++++ Data for processing ++++
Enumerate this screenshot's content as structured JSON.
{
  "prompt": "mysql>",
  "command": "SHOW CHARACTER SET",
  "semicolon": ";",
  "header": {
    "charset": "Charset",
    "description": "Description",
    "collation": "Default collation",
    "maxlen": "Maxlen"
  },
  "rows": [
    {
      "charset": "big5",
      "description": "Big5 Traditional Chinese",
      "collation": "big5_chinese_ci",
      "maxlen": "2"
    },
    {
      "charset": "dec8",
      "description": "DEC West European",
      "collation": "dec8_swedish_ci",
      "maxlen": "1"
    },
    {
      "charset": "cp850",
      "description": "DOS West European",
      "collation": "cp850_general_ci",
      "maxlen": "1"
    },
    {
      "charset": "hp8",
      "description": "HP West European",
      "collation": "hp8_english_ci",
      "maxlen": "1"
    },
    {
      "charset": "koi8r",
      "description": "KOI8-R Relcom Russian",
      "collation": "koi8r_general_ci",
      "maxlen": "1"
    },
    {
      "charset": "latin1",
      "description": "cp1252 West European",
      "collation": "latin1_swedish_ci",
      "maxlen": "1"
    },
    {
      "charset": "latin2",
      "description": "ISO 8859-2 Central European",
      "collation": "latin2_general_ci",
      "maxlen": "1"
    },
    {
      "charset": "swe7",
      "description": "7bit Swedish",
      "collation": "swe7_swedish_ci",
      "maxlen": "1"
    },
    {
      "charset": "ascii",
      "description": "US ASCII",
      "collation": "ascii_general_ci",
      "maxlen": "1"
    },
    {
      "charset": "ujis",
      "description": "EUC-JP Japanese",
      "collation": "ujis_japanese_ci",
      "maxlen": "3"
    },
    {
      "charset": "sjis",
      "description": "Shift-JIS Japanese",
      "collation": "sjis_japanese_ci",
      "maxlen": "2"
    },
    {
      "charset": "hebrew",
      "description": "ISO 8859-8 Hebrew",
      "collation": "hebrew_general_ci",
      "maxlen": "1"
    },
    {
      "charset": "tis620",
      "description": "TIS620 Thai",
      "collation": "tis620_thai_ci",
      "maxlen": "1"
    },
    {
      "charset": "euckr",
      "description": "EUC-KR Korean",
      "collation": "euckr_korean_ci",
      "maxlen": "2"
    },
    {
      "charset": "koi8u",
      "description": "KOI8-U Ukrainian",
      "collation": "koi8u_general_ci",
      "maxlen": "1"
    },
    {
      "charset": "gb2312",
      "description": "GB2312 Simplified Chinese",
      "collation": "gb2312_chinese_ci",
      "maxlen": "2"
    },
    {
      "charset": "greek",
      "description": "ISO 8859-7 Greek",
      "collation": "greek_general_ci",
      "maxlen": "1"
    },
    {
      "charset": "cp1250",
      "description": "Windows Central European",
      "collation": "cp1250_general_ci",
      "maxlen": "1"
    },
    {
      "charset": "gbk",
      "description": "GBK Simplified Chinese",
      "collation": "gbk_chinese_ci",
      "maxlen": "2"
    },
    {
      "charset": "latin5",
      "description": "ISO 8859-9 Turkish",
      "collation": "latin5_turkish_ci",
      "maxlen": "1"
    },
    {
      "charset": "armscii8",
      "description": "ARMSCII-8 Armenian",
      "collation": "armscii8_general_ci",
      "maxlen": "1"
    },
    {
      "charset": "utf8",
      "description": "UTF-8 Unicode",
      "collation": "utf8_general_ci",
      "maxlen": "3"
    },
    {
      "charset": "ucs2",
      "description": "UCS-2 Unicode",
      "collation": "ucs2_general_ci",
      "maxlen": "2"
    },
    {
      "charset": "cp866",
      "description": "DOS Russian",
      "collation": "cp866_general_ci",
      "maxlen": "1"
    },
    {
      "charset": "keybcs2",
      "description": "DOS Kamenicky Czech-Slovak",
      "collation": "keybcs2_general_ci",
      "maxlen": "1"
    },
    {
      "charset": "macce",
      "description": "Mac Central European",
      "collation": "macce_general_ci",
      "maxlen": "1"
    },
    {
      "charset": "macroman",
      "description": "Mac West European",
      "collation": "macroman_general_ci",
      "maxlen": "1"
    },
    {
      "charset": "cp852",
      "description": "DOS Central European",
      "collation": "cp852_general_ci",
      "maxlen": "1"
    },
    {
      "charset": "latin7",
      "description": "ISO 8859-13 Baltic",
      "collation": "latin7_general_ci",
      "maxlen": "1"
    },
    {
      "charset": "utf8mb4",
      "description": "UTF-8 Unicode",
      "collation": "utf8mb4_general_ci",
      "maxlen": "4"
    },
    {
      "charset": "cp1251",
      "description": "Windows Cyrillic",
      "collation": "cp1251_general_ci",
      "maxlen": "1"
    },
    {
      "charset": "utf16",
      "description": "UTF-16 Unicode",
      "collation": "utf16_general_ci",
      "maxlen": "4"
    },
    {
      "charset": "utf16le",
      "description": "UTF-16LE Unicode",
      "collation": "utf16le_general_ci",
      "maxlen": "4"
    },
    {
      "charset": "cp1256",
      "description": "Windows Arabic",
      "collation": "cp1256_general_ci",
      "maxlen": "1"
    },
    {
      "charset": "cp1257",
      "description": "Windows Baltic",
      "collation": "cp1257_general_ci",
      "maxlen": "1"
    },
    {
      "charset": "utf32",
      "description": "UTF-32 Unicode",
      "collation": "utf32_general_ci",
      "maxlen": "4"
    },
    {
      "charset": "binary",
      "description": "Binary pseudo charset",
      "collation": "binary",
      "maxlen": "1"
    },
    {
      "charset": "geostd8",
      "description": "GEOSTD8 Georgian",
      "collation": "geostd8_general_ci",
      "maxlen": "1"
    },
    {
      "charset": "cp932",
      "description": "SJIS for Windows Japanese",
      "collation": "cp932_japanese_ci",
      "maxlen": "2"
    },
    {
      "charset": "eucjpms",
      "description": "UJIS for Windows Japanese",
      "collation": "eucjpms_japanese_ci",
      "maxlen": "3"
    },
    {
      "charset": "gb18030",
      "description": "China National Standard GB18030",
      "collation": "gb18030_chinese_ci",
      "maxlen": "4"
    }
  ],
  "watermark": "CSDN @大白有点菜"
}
++++
Make an exact copy of the records.

Enumerate this screenshot's content as structured JSON.
{
  "prompt": "mysql>",
  "command": "SHOW CHARACTER SET",
  "semicolon": ";",
  "header": {
    "charset": "Charset",
    "description": "Description",
    "collation": "Default collation",
    "maxlen": "Maxlen"
  },
  "rows": [
    {
      "charset": "big5",
      "description": "Big5 Traditional Chinese",
      "collation": "big5_chinese_ci",
      "maxlen": "2"
    },
    {
      "charset": "dec8",
      "description": "DEC West European",
      "collation": "dec8_swedish_ci",
      "maxlen": "1"
    },
    {
      "charset": "cp850",
      "description": "DOS West European",
      "collation": "cp850_general_ci",
      "maxlen": "1"
    },
    {
      "charset": "hp8",
      "description": "HP West European",
      "collation": "hp8_english_ci",
      "maxlen": "1"
    },
    {
      "charset": "koi8r",
      "description": "KOI8-R Relcom Russian",
      "collation": "koi8r_general_ci",
      "maxlen": "1"
    },
    {
      "charset": "latin1",
      "description": "cp1252 West European",
      "collation": "latin1_swedish_ci",
      "maxlen": "1"
    },
    {
      "charset": "latin2",
      "description": "ISO 8859-2 Central European",
      "collation": "latin2_general_ci",
      "maxlen": "1"
    },
    {
      "charset": "swe7",
      "description": "7bit Swedish",
      "collation": "swe7_swedish_ci",
      "maxlen": "1"
    },
    {
      "charset": "ascii",
      "description": "US ASCII",
      "collation": "ascii_general_ci",
      "maxlen": "1"
    },
    {
      "charset": "ujis",
      "description": "EUC-JP Japanese",
      "collation": "ujis_japanese_ci",
      "maxlen": "3"
    },
    {
      "charset": "sjis",
      "description": "Shift-JIS Japanese",
      "collation": "sjis_japanese_ci",
      "maxlen": "2"
    },
    {
      "charset": "hebrew",
      "description": "ISO 8859-8 Hebrew",
      "collation": "hebrew_general_ci",
      "maxlen": "1"
    },
    {
      "charset": "tis620",
      "description": "TIS620 Thai",
      "collation": "tis620_thai_ci",
      "maxlen": "1"
    },
    {
      "charset": "euckr",
      "description": "EUC-KR Korean",
      "collation": "euckr_korean_ci",
      "maxlen": "2"
    },
    {
      "charset": "koi8u",
      "description": "KOI8-U Ukrainian",
      "collation": "koi8u_general_ci",
      "maxlen": "1"
    },
    {
      "charset": "gb2312",
      "description": "GB2312 Simplified Chinese",
      "collation": "gb2312_chinese_ci",
      "maxlen": "2"
    },
    {
      "charset": "greek",
      "description": "ISO 8859-7 Greek",
      "collation": "greek_general_ci",
      "maxlen": "1"
    },
    {
      "charset": "cp1250",
      "description": "Windows Central European",
      "collation": "cp1250_general_ci",
      "maxlen": "1"
    },
    {
      "charset": "gbk",
      "description": "GBK Simplified Chinese",
      "collation": "gbk_chinese_ci",
      "maxlen": "2"
    },
    {
      "charset": "latin5",
      "description": "ISO 8859-9 Turkish",
      "collation": "latin5_turkish_ci",
      "maxlen": "1"
    },
    {
      "charset": "armscii8",
      "description": "ARMSCII-8 Armenian",
      "collation": "armscii8_general_ci",
      "maxlen": "1"
    },
    {
      "charset": "utf8",
      "description": "UTF-8 Unicode",
      "collation": "utf8_general_ci",
      "maxlen": "3"
    },
    {
      "charset": "ucs2",
      "description": "UCS-2 Unicode",
      "collation": "ucs2_general_ci",
      "maxlen": "2"
    },
    {
      "charset": "cp866",
      "description": "DOS Russian",
      "collation": "cp866_general_ci",
      "maxlen": "1"
    },
    {
      "charset": "keybcs2",
      "description": "DOS Kamenicky Czech-Slovak",
      "collation": "keybcs2_general_ci",
      "maxlen": "1"
    },
    {
      "charset": "macce",
      "description": "Mac Central European",
      "collation": "macce_general_ci",
      "maxlen": "1"
    },
    {
      "charset": "macroman",
      "description": "Mac West European",
      "collation": "macroman_general_ci",
      "maxlen": "1"
    },
    {
      "charset": "cp852",
      "description": "DOS Central European",
      "collation": "cp852_general_ci",
      "maxlen": "1"
    },
    {
      "charset": "latin7",
      "description": "ISO 8859-13 Baltic",
      "collation": "latin7_general_ci",
      "maxlen": "1"
    },
    {
      "charset": "utf8mb4",
      "description": "UTF-8 Unicode",
      "collation": "utf8mb4_general_ci",
      "maxlen": "4"
    },
    {
      "charset": "cp1251",
      "description": "Windows Cyrillic",
      "collation": "cp1251_general_ci",
      "maxlen": "1"
    },
    {
      "charset": "utf16",
      "description": "UTF-16 Unicode",
      "collation": "utf16_general_ci",
      "maxlen": "4"
    },
    {
      "charset": "utf16le",
      "description": "UTF-16LE Unicode",
      "collation": "utf16le_general_ci",
      "maxlen": "4"
    },
    {
      "charset": "cp1256",
      "description": "Windows Arabic",
      "collation": "cp1256_general_ci",
      "maxlen": "1"
    },
    {
      "charset": "cp1257",
      "description": "Windows Baltic",
      "collation": "cp1257_general_ci",
      "maxlen": "1"
    },
    {
      "charset": "utf32",
      "description": "UTF-32 Unicode",
      "collation": "utf32_general_ci",
      "maxlen": "4"
    },
    {
      "charset": "binary",
      "description": "Binary pseudo charset",
      "collation": "binary",
      "maxlen": "1"
    },
    {
      "charset": "geostd8",
      "description": "GEOSTD8 Georgian",
      "collation": "geostd8_general_ci",
      "maxlen": "1"
    },
    {
      "charset": "cp932",
      "description": "SJIS for Windows Japanese",
      "collation": "cp932_japanese_ci",
      "maxlen": "2"
    },
    {
      "charset": "eucjpms",
      "description": "UJIS for Windows Japanese",
      "collation": "eucjpms_japanese_ci",
      "maxlen": "3"
    },
    {
      "charset": "gb18030",
      "description": "China National Standard GB18030",
      "collation": "gb18030_chinese_ci",
      "maxlen": "4"
    }
  ],
  "watermark": "CSDN @大白有点菜"
}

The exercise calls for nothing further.